* Description of the task *
Go through the entries below and copy each line containing the word "services".

* Dataset excerpts *
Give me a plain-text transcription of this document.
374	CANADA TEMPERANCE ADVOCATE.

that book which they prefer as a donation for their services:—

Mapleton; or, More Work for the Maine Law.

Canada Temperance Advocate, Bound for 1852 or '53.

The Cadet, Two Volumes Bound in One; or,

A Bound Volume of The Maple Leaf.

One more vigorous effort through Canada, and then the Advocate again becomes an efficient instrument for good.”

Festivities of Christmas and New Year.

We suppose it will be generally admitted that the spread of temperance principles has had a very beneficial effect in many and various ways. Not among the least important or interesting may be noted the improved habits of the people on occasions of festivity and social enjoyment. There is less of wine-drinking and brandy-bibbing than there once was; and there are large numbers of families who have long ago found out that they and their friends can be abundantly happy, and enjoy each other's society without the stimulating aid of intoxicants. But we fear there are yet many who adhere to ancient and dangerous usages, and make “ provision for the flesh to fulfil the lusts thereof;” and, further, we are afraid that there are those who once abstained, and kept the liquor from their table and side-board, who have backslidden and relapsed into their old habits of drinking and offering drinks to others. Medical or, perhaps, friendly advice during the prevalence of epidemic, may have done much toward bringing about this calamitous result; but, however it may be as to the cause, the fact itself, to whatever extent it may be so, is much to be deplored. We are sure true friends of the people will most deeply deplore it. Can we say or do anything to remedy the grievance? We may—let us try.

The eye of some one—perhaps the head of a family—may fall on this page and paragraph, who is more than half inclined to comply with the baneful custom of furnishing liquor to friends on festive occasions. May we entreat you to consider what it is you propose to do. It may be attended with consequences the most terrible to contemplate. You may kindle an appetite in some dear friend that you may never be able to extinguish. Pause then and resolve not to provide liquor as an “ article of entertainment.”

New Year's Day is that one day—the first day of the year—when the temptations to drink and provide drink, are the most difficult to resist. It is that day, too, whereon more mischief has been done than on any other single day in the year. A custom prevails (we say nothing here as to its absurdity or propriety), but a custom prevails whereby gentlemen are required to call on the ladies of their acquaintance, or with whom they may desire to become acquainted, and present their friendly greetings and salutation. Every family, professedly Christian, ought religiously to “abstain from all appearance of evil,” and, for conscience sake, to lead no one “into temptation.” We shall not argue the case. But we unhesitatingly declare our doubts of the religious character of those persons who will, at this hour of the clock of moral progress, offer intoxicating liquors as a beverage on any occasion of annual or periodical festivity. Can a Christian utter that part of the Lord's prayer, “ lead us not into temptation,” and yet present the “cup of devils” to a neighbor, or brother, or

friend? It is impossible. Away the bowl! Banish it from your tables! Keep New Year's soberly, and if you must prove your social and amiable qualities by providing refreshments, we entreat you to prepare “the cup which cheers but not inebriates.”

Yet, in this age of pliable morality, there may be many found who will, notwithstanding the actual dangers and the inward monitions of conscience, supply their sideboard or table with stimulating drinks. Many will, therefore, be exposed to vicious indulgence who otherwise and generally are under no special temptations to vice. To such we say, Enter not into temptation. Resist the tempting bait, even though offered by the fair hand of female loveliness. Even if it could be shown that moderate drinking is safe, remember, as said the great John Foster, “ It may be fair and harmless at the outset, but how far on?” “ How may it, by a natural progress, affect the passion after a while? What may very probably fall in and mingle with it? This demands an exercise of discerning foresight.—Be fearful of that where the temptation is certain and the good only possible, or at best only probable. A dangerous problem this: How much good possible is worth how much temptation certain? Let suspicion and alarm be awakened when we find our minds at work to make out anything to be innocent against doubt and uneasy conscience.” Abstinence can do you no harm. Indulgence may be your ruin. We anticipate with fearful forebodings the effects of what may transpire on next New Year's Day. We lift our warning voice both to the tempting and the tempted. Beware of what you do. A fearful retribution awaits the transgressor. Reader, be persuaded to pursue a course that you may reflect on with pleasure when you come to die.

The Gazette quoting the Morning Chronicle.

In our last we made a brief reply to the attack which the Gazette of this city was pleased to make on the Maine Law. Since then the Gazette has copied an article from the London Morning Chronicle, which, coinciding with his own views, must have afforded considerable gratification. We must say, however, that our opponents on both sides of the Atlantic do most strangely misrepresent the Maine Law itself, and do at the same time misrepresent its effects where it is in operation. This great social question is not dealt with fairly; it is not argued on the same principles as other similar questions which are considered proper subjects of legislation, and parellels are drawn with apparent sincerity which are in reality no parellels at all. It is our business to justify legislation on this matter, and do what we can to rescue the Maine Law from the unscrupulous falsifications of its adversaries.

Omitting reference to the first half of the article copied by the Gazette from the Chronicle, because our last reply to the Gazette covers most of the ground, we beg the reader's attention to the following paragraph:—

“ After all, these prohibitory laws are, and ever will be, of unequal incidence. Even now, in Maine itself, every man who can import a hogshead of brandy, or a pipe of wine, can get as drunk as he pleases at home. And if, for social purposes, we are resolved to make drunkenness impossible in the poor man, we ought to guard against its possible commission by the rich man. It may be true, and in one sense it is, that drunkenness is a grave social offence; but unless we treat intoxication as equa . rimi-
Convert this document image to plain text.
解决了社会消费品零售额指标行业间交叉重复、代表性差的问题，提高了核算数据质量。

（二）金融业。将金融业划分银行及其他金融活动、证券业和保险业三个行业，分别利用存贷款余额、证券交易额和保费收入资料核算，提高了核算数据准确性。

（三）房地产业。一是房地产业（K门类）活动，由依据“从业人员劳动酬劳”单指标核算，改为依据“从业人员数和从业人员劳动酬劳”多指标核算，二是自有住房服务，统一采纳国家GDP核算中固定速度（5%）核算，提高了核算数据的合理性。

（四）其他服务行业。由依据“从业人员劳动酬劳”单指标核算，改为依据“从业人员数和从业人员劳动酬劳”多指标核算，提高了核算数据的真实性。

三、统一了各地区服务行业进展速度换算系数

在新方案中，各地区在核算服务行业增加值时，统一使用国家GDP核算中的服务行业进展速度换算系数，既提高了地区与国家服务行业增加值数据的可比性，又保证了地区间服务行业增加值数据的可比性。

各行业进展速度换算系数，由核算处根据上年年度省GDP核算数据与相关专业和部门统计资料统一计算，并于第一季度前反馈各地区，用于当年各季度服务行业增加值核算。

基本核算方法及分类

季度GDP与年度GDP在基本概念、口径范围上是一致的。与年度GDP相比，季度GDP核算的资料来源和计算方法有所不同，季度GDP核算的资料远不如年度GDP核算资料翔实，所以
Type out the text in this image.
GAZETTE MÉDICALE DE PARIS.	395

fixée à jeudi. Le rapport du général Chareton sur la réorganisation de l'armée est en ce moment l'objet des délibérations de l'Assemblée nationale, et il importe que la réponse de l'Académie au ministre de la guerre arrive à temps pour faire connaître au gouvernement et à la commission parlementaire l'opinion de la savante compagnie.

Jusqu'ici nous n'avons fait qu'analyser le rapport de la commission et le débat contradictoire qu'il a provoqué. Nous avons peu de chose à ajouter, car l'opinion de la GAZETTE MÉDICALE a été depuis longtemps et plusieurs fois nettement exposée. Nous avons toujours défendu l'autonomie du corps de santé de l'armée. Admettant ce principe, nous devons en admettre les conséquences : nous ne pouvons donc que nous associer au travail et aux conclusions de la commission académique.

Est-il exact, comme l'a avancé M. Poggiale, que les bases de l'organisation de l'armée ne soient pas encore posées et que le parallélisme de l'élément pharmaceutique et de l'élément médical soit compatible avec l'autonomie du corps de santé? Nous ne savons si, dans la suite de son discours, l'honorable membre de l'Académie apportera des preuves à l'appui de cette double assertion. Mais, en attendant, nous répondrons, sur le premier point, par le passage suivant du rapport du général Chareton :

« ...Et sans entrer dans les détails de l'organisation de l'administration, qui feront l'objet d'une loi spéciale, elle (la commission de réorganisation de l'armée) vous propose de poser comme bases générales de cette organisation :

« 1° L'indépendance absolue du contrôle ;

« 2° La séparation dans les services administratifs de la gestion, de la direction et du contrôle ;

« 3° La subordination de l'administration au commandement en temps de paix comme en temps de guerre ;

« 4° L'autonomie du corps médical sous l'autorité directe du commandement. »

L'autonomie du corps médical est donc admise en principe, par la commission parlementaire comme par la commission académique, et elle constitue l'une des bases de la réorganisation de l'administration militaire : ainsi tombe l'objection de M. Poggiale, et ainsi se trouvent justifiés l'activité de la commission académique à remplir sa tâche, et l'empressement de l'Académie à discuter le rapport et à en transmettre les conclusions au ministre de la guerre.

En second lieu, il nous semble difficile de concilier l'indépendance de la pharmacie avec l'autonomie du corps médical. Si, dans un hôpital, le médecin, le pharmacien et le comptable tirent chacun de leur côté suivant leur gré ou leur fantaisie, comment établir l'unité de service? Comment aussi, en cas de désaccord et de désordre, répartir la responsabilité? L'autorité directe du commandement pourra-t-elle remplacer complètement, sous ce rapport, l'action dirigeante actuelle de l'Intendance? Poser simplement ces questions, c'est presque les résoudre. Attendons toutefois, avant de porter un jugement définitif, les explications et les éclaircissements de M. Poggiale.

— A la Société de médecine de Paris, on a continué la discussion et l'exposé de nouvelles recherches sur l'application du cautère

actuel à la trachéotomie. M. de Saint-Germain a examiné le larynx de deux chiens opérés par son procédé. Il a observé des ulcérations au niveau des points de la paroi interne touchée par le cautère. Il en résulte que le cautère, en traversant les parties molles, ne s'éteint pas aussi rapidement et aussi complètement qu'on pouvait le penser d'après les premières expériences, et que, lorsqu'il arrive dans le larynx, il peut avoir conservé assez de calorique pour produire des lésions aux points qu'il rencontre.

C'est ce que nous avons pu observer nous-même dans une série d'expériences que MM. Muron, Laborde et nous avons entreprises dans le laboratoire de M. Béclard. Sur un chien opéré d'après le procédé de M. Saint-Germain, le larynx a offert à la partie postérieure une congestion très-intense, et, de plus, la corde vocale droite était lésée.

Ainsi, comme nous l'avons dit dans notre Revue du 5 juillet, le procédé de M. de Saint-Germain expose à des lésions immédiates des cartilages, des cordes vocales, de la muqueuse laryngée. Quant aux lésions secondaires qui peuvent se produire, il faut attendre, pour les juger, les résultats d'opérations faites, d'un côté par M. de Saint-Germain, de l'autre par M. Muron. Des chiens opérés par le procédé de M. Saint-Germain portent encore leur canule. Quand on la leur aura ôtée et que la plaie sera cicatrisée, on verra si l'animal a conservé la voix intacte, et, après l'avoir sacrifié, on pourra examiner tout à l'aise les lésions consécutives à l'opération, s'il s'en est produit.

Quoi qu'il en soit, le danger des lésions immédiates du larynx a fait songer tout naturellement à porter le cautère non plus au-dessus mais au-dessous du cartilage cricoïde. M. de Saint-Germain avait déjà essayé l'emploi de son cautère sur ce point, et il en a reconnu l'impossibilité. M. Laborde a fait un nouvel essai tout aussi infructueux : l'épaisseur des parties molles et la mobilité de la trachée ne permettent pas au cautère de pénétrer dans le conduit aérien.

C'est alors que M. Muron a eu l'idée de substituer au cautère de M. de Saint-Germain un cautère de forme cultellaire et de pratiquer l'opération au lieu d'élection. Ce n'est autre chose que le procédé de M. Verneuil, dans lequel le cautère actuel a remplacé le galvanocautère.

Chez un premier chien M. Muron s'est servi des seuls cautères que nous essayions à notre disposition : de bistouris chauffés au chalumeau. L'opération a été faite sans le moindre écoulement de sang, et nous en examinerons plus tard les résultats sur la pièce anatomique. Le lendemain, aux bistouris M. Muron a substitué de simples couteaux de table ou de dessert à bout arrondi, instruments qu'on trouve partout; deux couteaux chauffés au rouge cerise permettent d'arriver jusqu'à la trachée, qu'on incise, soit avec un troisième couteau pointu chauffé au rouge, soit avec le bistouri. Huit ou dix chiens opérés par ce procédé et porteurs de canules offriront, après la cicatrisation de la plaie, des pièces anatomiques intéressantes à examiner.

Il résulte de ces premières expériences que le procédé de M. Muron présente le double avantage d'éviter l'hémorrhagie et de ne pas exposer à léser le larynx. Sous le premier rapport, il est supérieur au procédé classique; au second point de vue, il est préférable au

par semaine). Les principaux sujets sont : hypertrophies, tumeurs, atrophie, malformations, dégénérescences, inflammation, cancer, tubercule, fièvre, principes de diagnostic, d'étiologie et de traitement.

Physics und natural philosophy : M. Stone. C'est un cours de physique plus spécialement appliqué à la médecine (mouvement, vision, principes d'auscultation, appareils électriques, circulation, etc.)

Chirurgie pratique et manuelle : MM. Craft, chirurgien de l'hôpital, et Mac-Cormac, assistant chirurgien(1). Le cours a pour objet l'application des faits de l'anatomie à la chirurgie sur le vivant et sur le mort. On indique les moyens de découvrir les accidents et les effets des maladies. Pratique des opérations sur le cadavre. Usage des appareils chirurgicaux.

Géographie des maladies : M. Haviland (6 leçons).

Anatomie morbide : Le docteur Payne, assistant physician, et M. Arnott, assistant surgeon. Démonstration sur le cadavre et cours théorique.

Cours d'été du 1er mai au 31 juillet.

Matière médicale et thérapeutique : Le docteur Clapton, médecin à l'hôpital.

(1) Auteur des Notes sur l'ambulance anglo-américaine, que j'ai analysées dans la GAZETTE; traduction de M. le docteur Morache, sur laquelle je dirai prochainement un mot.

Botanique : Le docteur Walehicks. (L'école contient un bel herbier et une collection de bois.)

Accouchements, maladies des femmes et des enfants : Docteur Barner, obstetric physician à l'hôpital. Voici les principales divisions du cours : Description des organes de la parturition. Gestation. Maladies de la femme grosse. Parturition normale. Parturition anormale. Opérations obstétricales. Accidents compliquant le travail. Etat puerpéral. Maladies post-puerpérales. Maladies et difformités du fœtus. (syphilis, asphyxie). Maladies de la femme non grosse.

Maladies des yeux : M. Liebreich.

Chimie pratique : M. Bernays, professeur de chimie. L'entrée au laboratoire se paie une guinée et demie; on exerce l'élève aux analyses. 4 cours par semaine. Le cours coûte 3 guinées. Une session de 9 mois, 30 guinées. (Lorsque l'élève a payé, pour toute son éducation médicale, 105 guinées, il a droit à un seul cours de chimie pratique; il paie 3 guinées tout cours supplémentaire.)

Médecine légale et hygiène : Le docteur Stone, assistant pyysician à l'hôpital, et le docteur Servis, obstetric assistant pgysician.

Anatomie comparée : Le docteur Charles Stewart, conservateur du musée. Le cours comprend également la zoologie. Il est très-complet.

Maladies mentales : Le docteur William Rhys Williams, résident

* Result of this exercise *
that book which they prefer as a donation for their services:—
« 2° La séparation dans les services administratifs de la gestion, de la direction et du contrôle ;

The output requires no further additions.